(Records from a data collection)
# # # # # # #

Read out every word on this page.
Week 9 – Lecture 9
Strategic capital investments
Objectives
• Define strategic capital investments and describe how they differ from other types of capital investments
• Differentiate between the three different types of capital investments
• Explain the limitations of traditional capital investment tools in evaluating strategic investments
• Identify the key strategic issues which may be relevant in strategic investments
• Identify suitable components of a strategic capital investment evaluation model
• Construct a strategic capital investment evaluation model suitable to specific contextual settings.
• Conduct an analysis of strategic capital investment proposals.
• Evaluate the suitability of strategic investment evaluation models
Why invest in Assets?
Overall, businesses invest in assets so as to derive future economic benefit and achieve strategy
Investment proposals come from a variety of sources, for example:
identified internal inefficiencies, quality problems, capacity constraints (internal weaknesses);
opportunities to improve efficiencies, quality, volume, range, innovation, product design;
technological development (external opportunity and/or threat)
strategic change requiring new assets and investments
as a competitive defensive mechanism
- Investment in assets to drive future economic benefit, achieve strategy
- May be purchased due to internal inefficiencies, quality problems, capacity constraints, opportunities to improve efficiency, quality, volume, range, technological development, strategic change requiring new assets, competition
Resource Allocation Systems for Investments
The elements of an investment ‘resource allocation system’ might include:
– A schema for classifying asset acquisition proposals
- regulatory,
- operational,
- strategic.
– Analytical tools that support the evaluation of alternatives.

# # # # # # #

§ STATED EXERCISE
Using the records given above, list every line that includes the word "suitable".

§ PROBLEM SOLUTION
• Identify suitable components of a strategic capital investment evaluation model
• Construct a strategic capital investment evaluation model suitable to specific contextual settings.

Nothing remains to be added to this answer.